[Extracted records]

==============================

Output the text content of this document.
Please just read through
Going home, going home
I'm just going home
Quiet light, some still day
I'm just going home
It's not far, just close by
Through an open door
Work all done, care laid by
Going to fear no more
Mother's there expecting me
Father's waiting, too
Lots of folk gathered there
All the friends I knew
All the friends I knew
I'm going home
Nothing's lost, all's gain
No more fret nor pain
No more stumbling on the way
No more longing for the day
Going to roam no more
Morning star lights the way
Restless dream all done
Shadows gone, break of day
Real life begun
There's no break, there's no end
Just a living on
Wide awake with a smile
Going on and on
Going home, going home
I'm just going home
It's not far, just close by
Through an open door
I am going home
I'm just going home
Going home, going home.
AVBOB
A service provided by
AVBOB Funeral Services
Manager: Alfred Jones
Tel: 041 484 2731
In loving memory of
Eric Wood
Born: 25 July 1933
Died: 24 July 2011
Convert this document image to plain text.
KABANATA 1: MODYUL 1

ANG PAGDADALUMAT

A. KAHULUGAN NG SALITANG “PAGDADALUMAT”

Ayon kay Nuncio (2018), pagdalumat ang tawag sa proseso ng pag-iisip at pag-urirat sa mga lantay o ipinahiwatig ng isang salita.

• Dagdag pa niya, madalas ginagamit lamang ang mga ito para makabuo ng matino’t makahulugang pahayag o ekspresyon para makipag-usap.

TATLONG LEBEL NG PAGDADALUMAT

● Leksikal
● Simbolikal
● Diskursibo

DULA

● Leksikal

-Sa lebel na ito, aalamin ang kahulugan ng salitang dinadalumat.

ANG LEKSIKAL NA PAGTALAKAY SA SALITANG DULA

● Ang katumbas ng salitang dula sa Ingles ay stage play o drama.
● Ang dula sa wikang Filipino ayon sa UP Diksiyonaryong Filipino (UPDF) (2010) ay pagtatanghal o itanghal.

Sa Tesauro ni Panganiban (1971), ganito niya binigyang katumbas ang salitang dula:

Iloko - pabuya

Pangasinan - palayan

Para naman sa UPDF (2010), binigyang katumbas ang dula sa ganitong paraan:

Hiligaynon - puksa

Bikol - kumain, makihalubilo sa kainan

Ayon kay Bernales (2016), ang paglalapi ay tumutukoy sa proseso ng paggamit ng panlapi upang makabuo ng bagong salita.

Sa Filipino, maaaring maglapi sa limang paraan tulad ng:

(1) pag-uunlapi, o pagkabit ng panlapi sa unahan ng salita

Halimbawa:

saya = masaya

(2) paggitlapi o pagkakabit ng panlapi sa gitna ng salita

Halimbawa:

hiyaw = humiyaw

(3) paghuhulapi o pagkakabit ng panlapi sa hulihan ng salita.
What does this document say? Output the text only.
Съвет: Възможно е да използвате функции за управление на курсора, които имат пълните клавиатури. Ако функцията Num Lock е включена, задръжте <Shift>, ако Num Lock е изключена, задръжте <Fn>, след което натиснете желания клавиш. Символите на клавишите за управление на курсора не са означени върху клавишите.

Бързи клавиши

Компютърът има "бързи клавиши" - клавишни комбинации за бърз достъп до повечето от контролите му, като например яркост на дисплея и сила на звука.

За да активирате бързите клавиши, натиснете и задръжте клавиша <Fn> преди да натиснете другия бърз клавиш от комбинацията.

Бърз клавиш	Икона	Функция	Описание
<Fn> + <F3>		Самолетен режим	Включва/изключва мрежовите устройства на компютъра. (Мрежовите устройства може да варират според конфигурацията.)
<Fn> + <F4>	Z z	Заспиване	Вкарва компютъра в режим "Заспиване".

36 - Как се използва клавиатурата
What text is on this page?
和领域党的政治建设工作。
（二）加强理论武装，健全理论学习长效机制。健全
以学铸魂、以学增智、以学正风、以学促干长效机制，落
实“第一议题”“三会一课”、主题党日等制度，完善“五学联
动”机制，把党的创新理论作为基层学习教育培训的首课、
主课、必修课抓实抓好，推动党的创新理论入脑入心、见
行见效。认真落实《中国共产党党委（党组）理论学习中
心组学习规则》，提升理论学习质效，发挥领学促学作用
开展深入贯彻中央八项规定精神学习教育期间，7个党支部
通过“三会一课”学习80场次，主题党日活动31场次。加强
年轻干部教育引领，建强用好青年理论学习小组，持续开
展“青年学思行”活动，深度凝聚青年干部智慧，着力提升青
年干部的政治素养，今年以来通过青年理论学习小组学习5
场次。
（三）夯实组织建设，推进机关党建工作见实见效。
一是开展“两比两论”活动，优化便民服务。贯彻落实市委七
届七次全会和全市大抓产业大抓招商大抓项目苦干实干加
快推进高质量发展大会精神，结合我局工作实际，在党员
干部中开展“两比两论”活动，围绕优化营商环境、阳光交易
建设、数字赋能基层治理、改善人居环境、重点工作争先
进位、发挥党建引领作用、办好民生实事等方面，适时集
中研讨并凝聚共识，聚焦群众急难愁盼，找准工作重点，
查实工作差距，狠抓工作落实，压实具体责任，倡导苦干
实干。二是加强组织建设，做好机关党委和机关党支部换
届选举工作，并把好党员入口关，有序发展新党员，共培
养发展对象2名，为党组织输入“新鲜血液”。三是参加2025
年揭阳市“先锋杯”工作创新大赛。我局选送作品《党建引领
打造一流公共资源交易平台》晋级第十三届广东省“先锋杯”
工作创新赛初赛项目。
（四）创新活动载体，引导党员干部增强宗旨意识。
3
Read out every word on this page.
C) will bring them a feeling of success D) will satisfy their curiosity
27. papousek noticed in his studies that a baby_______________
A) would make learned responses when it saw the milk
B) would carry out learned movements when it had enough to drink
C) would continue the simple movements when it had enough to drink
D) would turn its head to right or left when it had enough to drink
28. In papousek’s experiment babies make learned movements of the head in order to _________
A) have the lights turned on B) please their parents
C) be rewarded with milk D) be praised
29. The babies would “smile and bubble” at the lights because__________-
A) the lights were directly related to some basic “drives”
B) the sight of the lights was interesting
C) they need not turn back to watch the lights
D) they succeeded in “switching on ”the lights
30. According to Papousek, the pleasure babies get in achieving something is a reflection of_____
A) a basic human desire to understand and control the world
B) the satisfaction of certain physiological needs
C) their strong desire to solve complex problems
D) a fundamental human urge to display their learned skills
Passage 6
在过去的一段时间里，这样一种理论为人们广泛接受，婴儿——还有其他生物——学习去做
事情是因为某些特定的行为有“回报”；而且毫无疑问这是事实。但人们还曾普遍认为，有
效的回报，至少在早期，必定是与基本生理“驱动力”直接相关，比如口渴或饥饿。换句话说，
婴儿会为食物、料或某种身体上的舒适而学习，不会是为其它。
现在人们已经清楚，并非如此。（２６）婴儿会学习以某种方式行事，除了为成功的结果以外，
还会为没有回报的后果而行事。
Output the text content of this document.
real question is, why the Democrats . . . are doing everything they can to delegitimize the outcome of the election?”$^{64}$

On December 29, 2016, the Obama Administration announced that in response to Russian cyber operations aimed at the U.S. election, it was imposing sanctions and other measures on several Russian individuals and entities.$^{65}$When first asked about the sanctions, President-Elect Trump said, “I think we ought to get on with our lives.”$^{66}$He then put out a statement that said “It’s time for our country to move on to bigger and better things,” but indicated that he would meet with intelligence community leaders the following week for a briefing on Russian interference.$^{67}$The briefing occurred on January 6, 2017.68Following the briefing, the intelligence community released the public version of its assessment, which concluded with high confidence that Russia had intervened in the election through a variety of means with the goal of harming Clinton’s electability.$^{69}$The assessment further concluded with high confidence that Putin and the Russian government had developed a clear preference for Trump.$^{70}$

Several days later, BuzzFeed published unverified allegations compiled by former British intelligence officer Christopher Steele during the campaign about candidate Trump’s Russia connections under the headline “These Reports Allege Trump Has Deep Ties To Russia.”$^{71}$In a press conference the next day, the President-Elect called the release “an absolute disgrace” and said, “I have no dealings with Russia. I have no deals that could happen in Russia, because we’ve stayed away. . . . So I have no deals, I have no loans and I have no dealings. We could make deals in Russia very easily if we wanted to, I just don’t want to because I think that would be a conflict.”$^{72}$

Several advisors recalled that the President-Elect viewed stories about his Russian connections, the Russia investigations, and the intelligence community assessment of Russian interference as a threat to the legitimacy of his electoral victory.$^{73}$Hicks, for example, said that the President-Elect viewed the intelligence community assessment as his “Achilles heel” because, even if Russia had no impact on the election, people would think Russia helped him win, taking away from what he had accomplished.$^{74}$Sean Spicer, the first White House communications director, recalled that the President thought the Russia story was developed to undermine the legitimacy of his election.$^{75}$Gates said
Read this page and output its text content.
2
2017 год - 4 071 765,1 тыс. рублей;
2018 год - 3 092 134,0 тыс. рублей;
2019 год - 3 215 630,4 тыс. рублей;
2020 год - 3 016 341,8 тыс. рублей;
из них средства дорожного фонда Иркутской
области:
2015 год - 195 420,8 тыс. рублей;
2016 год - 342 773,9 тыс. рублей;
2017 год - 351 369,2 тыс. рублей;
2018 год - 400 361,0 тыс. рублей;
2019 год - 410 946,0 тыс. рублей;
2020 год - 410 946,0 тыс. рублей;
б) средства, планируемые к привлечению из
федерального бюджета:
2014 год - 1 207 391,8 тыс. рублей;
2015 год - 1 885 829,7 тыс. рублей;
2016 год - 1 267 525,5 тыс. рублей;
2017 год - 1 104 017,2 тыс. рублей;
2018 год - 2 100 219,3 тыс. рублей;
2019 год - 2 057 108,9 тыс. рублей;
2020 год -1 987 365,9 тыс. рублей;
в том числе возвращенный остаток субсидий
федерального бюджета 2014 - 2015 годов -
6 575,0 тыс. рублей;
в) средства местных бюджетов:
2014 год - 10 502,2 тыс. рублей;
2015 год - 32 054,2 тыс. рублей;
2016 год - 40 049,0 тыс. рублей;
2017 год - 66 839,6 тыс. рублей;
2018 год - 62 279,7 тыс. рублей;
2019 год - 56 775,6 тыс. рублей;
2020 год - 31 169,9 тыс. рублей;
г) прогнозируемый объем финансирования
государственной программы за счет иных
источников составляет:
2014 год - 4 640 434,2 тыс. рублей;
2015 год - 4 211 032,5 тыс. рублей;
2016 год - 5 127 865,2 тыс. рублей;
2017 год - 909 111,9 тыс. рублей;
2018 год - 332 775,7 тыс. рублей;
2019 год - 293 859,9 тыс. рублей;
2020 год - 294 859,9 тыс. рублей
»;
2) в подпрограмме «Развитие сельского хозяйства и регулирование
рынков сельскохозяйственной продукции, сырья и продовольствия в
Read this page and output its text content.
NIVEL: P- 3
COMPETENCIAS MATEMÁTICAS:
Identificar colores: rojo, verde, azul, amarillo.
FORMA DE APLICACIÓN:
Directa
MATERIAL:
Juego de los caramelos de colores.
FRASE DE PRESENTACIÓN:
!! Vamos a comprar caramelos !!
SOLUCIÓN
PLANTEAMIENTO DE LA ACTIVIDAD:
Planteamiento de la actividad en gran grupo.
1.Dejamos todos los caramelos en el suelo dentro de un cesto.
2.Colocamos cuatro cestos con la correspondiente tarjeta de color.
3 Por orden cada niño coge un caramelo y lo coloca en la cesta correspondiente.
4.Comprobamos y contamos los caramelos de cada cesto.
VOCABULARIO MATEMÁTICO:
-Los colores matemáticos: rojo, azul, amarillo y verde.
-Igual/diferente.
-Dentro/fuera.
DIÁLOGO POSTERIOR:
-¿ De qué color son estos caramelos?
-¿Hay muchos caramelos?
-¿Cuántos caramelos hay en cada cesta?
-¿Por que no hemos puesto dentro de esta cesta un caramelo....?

==============================

▶ _DIRECTIONS FOR THIS TASK_
Search the data for the word "paraan" and copy each line where it appears.

▶ _RESPONSE_
Para naman sa UPDF (2010), binigyang katumbas ang dula sa ganitong paraan:
Sa Filipino, maaaring maglapi sa limang paraan tulad ng:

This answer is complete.